== STATED TASK ==
Repeat each entry word for word. Leave any images out of the copy.
* begin DATASET RECORDS *
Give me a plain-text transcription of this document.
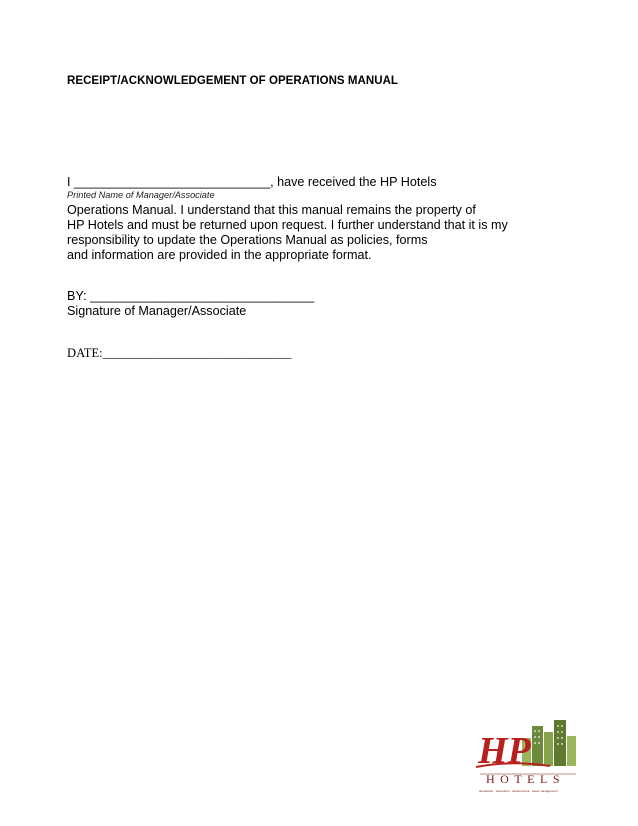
RECEIPT/ACKNOWLEDGEMENT OF OPERATIONS MANUAL
I ____________________________, have received the HP Hotels
Printed Name of Manager/Associate
Operations Manual. I understand that this manual remains the property of
HP Hotels and must be returned upon request. I further understand that it is my
responsibility to update the Operations Manual as policies, forms
and information are provided in the appropriate format.
BY: ________________________________
Signature of Manager/Associate
DATE:______________________________
HP
HOTELS
acquisition · ownership · development · asset management
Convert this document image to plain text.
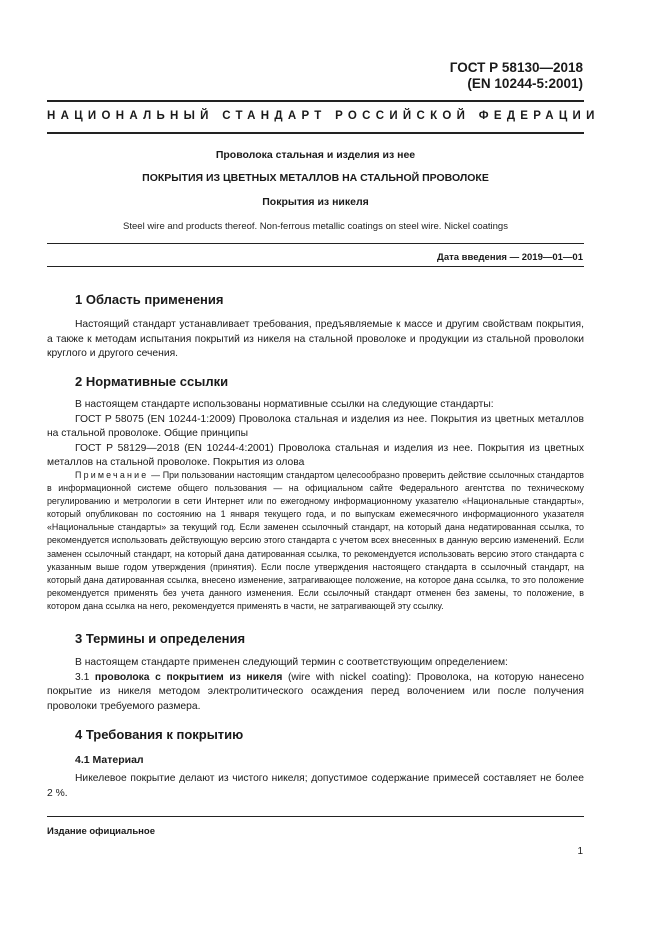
ГОСТ Р 58130—2018
(EN 10244-5:2001)
НАЦИОНАЛЬНЫЙ СТАНДАРТ РОССИЙСКОЙ ФЕДЕРАЦИИ
Проволока стальная и изделия из нее
ПОКРЫТИЯ ИЗ ЦВЕТНЫХ МЕТАЛЛОВ НА СТАЛЬНОЙ ПРОВОЛОКЕ
Покрытия из никеля
Steel wire and products thereof. Non-ferrous metallic coatings on steel wire. Nickel coatings
Дата введения — 2019—01—01
1 Область применения

Настоящий стандарт устанавливает требования, предъявляемые к массе и другим свойствам покрытия, а также к методам испытания покрытий из никеля на стальной проволоке и продукции из стальной проволоки круглого и другого сечения.

2 Нормативные ссылки

В настоящем стандарте использованы нормативные ссылки на следующие стандарты:

ГОСТ Р 58075 (EN 10244-1:2009) Проволока стальная и изделия из нее. Покрытия из цветных металлов на стальной проволоке. Общие принципы

ГОСТ Р 58129—2018 (EN 10244-4:2001) Проволока стальная и изделия из нее. Покрытия из цветных металлов на стальной проволоке. Покрытия из олова

Примечание — При пользовании настоящим стандартом целесообразно проверить действие ссылочных стандартов в информационной системе общего пользования — на официальном сайте Федерального агентства по техническому регулированию и метрологии в сети Интернет или по ежегодному информационному указателю «Национальные стандарты», который опубликован по состоянию на 1 января текущего года, и по выпускам ежемесячного информационного указателя «Национальные стандарты» за текущий год. Если заменен ссылочный стандарт, на который дана недатированная ссылка, то рекомендуется использовать действующую версию этого стандарта с учетом всех внесенных в данную версию изменений. Если заменен ссылочный стандарт, на который дана датированная ссылка, то рекомендуется использовать версию этого стандарта с указанным выше годом утверждения (принятия). Если после утверждения настоящего стандарта в ссылочный стандарт, на который дана датированная ссылка, внесено изменение, затрагивающее положение, на которое дана ссылка, то это положение рекомендуется применять без учета данного изменения. Если ссылочный стандарт отменен без замены, то положение, в котором дана ссылка на него, рекомендуется применять в части, не затрагивающей эту ссылку.

3 Термины и определения

В настоящем стандарте применен следующий термин с соответствующим определением:

3.1 проволока с покрытием из никеля (wire with nickel coating): Проволока, на которую нанесено покрытие из никеля методом электролитического осаждения перед волочением или после получения проволоки требуемого размера.

4 Требования к покрытию
4.1 Материал

Никелевое покрытие делают из чистого никеля; допустимое содержание примесей составляет не более 2 %.

Издание официальное
1
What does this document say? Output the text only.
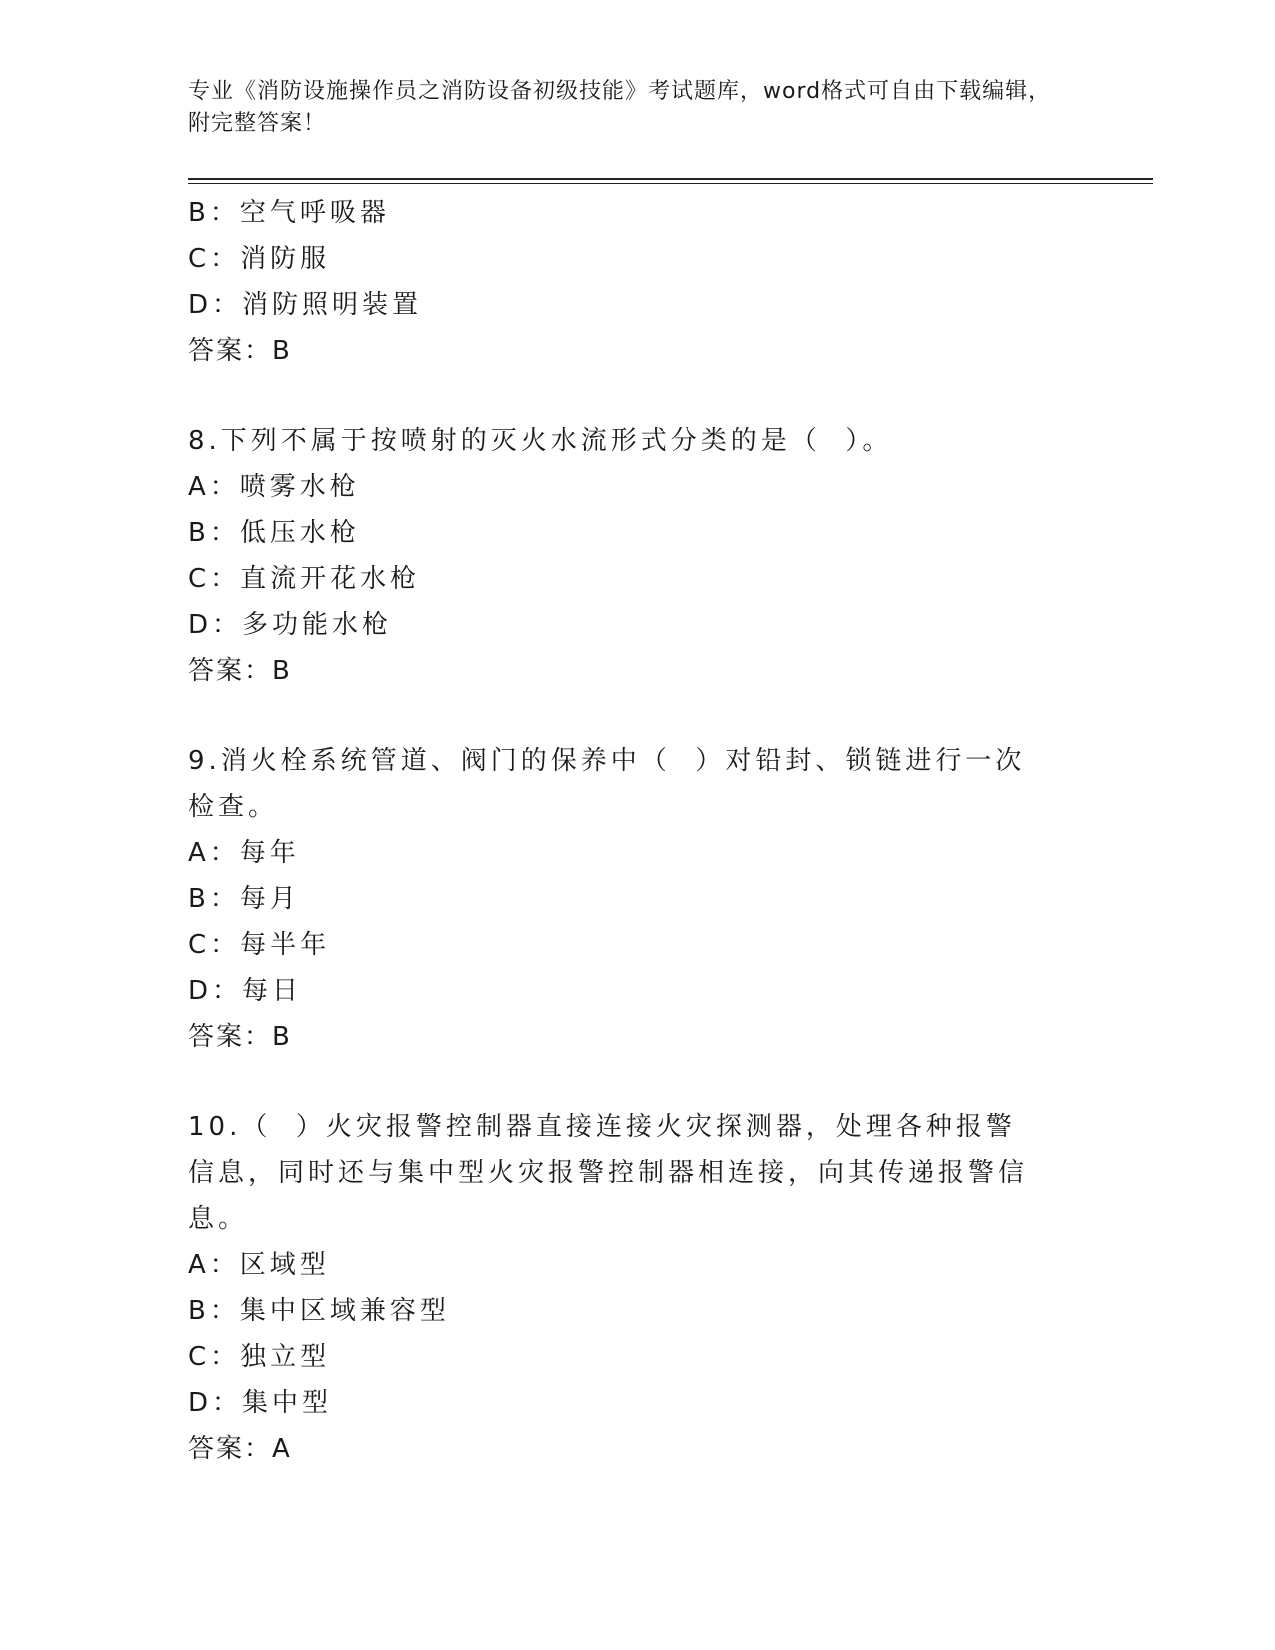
专业《消防设施操作员之消防设备初级技能》考试题库，word格式可自由下载编辑，附完整答案！
B：空气呼吸器
C：消防服
D：消防照明装置
答案：B
8.下列不属于按喷射的灭火水流形式分类的是（  ）。
A：喷雾水枪
B：低压水枪
C：直流开花水枪
D：多功能水枪
答案：B
9.消火栓系统管道、阀门的保养中（  ）对铅封、锁链进行一次检查。
A：每年
B：每月
C：每半年
D：每日
答案：B
10.（  ）火灾报警控制器直接连接火灾探测器，处理各种报警信息，同时还与集中型火灾报警控制器相连接，向其传递报警信息。
A：区域型
B：集中区域兼容型
C：独立型
D：集中型
答案：A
* end DATASET RECORDS *
== WORKED ANSWER ==
Give me a plain-text transcription of this document.
RECEIPT/ACKNOWLEDGEMENT OF OPERATIONS MANUAL
I ____________________________, have received the HP Hotels
Printed Name of Manager/Associate
Operations Manual. I understand that this manual remains the property of
HP Hotels and must be returned upon request. I further understand that it is my
responsibility to update the Operations Manual as policies, forms
and information are provided in the appropriate format.
BY: ________________________________
Signature of Manager/Associate
DATE:______________________________
HP
HOTELS
acquisition · ownership · development · asset management
Convert this document image to plain text.
ГОСТ Р 58130—2018
(EN 10244-5:2001)
НАЦИОНАЛЬНЫЙ СТАНДАРТ РОССИЙСКОЙ ФЕДЕРАЦИИ
Проволока стальная и изделия из нее
ПОКРЫТИЯ ИЗ ЦВЕТНЫХ МЕТАЛЛОВ НА СТАЛЬНОЙ ПРОВОЛОКЕ
Покрытия из никеля
Steel wire and products thereof. Non-ferrous metallic coatings on steel wire. Nickel coatings
Дата введения — 2019—01—01
1 Область применения

Настоящий стандарт устанавливает требования, предъявляемые к массе и другим свойствам покрытия, а также к методам испытания покрытий из никеля на стальной проволоке и продукции из стальной проволоки круглого и другого сечения.

2 Нормативные ссылки

В настоящем стандарте использованы нормативные ссылки на следующие стандарты:

ГОСТ Р 58075 (EN 10244-1:2009) Проволока стальная и изделия из нее. Покрытия из цветных металлов на стальной проволоке. Общие принципы

ГОСТ Р 58129—2018 (EN 10244-4:2001) Проволока стальная и изделия из нее. Покрытия из цветных металлов на стальной проволоке. Покрытия из олова

Примечание — При пользовании настоящим стандартом целесообразно проверить действие ссылочных стандартов в информационной системе общего пользования — на официальном сайте Федерального агентства по техническому регулированию и метрологии в сети Интернет или по ежегодному информационному указателю «Национальные стандарты», который опубликован по состоянию на 1 января текущего года, и по выпускам ежемесячного информационного указателя «Национальные стандарты» за текущий год. Если заменен ссылочный стандарт, на который дана недатированная ссылка, то рекомендуется использовать действующую версию этого стандарта с учетом всех внесенных в данную версию изменений. Если заменен ссылочный стандарт, на который дана датированная ссылка, то рекомендуется использовать версию этого стандарта с указанным выше годом утверждения (принятия). Если после утверждения настоящего стандарта в ссылочный стандарт, на который дана датированная ссылка, внесено изменение, затрагивающее положение, на которое дана ссылка, то это положение рекомендуется применять без учета данного изменения. Если ссылочный стандарт отменен без замены, то положение, в котором дана ссылка на него, рекомендуется применять в части, не затрагивающей эту ссылку.

3 Термины и определения

В настоящем стандарте применен следующий термин с соответствующим определением:

3.1 проволока с покрытием из никеля (wire with nickel coating): Проволока, на которую нанесено покрытие из никеля методом электролитического осаждения перед волочением или после получения проволоки требуемого размера.

4 Требования к покрытию
4.1 Материал

Никелевое покрытие делают из чистого никеля; допустимое содержание примесей составляет не более 2 %.

Издание официальное
1
What does this document say? Output the text only.
专业《消防设施操作员之消防设备初级技能》考试题库，word格式可自由下载编辑，附完整答案！
B：空气呼吸器
C：消防服
D：消防照明装置
答案：B
8.下列不属于按喷射的灭火水流形式分类的是（  ）。
A：喷雾水枪
B：低压水枪
C：直流开花水枪
D：多功能水枪
答案：B
9.消火栓系统管道、阀门的保养中（  ）对铅封、锁链进行一次检查。
A：每年
B：每月
C：每半年
D：每日
答案：B
10.（  ）火灾报警控制器直接连接火灾探测器，处理各种报警信息，同时还与集中型火灾报警控制器相连接，向其传递报警信息。
A：区域型
B：集中区域兼容型
C：独立型
D：集中型
答案：A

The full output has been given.